_Task to complete_
Show each line from the listing that includes the word "Equilibrium".

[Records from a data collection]
..............................

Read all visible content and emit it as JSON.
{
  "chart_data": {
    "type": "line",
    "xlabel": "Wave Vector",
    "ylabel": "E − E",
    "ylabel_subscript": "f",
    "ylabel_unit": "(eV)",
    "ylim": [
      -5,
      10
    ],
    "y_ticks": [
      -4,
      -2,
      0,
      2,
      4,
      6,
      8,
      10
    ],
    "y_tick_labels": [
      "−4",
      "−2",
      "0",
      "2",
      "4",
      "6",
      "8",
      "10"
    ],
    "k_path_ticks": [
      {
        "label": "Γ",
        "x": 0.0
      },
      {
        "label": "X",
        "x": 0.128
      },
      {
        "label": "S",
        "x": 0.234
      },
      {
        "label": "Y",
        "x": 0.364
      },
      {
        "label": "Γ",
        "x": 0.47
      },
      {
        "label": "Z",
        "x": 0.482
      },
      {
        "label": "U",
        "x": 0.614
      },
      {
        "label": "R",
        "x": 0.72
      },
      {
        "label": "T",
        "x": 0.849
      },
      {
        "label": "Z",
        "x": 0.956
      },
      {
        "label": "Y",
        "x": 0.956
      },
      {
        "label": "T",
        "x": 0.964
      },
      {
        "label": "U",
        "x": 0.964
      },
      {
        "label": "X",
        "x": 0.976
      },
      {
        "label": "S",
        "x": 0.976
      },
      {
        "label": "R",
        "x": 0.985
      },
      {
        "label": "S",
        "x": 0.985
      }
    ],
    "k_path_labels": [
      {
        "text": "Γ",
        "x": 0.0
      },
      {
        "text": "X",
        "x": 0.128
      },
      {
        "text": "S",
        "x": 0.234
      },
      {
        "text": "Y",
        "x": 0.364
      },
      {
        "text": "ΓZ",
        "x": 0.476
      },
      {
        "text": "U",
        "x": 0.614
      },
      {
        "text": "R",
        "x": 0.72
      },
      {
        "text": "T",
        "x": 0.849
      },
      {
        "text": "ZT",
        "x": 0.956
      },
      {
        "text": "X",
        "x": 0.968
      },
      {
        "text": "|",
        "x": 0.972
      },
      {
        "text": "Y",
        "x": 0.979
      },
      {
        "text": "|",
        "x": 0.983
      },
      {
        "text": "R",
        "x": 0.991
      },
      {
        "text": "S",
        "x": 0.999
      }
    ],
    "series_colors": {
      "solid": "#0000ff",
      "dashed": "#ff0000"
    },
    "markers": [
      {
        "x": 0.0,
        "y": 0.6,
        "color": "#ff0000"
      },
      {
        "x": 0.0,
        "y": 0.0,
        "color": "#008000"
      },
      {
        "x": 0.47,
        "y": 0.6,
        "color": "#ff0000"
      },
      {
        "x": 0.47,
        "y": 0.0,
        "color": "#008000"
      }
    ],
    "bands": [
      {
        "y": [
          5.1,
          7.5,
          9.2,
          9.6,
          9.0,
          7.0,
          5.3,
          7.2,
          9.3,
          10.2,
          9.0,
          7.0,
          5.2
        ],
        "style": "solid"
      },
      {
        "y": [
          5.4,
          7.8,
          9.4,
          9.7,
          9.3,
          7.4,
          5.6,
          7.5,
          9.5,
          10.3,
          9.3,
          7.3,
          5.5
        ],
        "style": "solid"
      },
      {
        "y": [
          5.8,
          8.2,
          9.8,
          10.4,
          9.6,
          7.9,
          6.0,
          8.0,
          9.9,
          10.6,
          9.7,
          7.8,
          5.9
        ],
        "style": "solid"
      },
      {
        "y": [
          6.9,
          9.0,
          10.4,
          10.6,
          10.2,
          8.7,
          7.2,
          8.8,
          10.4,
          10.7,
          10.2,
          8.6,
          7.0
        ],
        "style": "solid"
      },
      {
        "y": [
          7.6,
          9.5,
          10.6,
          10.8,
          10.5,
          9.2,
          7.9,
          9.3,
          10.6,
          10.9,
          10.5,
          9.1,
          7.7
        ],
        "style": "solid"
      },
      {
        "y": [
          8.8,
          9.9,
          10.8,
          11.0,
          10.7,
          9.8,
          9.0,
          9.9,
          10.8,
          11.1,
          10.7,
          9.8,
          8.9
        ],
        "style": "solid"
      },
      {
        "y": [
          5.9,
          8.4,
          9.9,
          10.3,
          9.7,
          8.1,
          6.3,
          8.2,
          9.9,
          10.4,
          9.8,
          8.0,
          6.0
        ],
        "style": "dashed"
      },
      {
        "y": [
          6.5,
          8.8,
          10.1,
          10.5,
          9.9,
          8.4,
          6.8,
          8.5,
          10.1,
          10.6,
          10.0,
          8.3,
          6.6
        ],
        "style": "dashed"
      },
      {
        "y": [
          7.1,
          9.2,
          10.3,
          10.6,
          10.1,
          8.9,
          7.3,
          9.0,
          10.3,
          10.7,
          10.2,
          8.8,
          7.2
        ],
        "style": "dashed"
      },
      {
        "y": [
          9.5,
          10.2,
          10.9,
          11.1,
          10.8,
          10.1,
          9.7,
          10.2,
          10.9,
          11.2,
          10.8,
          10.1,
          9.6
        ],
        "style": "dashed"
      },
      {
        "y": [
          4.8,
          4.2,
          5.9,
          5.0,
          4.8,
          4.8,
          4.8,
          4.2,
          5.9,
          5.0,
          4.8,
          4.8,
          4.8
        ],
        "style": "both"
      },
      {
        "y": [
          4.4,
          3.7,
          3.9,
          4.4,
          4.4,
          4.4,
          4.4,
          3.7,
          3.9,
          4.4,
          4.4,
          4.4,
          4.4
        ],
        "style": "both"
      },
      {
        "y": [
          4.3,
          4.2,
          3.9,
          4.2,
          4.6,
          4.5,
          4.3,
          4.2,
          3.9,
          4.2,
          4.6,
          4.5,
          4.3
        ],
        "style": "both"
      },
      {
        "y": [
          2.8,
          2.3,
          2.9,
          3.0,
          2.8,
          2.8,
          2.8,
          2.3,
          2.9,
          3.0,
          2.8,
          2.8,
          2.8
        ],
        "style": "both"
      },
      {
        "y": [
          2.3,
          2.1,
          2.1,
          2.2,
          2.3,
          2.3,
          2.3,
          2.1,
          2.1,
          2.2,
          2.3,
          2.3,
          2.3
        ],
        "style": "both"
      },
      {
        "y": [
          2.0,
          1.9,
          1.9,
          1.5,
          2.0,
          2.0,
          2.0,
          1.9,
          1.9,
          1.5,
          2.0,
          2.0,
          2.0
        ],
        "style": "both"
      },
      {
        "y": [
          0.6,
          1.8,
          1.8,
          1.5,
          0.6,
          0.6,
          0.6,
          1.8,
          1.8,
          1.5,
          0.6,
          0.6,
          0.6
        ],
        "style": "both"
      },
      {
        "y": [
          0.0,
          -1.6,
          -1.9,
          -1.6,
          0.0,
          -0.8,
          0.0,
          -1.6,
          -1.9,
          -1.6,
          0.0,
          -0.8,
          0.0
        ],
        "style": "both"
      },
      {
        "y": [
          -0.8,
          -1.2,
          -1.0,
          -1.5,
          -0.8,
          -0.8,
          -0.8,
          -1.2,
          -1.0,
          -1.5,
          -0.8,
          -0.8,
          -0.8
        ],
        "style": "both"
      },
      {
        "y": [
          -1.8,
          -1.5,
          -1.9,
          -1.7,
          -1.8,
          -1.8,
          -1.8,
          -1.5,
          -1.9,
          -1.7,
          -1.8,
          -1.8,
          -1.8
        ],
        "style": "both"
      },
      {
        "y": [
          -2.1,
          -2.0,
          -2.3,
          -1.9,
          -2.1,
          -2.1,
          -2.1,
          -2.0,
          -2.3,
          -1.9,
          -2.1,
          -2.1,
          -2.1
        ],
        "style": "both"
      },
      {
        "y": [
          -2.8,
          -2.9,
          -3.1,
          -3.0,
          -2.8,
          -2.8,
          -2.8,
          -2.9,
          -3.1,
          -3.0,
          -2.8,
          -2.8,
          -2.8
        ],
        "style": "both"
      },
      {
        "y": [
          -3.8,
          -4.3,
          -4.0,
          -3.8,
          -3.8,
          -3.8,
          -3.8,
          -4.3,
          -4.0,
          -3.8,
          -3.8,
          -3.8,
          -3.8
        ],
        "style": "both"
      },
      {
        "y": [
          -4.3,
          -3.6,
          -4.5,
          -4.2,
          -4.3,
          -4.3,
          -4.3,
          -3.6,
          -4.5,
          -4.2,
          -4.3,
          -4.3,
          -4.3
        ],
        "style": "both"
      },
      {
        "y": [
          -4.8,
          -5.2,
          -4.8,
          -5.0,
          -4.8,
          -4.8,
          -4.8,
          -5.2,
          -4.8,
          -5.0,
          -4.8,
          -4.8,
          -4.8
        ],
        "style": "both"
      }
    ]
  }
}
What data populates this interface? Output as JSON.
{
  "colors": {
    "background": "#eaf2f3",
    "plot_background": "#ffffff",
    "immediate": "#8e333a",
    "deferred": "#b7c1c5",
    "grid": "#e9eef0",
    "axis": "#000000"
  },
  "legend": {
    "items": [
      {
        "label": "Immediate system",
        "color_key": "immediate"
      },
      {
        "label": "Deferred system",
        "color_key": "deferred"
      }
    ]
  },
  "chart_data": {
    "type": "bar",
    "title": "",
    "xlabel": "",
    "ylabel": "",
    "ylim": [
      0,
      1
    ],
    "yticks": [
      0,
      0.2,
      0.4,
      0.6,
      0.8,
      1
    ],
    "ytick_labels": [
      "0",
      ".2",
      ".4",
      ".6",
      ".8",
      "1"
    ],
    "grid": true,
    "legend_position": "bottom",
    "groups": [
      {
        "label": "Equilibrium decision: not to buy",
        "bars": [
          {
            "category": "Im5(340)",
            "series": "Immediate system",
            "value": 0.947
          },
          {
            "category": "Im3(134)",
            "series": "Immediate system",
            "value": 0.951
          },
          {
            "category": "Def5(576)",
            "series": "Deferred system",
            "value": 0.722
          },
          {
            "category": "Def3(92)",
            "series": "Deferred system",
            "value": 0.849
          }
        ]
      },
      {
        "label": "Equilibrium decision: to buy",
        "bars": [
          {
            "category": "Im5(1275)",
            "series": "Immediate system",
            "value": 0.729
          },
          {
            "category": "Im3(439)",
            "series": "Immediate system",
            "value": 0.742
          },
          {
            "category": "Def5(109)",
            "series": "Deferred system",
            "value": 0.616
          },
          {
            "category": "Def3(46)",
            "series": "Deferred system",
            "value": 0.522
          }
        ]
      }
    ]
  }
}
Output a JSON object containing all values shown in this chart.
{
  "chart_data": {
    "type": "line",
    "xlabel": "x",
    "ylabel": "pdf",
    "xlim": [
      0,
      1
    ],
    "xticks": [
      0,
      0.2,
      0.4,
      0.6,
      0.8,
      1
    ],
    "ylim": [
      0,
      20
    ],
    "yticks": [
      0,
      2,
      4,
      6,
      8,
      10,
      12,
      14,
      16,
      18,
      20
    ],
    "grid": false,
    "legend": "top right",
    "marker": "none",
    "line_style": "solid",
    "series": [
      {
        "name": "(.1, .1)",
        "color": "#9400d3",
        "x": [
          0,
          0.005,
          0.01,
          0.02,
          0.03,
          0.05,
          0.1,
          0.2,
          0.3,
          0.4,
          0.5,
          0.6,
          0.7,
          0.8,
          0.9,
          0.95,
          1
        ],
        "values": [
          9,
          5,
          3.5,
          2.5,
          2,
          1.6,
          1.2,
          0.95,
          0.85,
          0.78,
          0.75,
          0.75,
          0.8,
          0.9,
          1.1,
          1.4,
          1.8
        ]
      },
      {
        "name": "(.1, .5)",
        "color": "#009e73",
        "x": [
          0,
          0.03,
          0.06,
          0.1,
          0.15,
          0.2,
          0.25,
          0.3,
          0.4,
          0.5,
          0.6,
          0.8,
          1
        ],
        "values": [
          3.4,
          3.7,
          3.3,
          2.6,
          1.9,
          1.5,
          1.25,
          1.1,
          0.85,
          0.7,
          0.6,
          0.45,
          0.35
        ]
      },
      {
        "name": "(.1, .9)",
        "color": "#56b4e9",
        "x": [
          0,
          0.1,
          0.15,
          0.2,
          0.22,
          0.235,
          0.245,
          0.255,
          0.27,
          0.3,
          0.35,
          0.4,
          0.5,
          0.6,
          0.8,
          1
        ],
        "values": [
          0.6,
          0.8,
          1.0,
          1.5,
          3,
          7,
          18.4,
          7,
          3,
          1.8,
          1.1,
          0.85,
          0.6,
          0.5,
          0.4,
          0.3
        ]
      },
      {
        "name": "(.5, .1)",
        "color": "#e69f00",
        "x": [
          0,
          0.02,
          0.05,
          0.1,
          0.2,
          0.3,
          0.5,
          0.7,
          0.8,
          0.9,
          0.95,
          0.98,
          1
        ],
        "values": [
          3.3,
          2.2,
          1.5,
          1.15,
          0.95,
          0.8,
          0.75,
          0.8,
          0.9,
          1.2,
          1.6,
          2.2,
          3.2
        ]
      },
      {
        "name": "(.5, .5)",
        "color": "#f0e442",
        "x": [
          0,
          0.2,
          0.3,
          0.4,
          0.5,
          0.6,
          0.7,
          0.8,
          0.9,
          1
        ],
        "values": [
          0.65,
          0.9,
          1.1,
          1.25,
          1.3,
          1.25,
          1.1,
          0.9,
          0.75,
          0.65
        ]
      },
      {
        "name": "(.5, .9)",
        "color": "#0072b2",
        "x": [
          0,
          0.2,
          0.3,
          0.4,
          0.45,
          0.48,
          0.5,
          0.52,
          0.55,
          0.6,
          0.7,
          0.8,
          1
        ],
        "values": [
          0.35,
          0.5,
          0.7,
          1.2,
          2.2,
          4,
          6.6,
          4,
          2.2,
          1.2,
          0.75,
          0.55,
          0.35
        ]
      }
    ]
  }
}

..............................

_Complete output_
        "label": "Equilibrium decision: not to buy",
        "label": "Equilibrium decision: to buy",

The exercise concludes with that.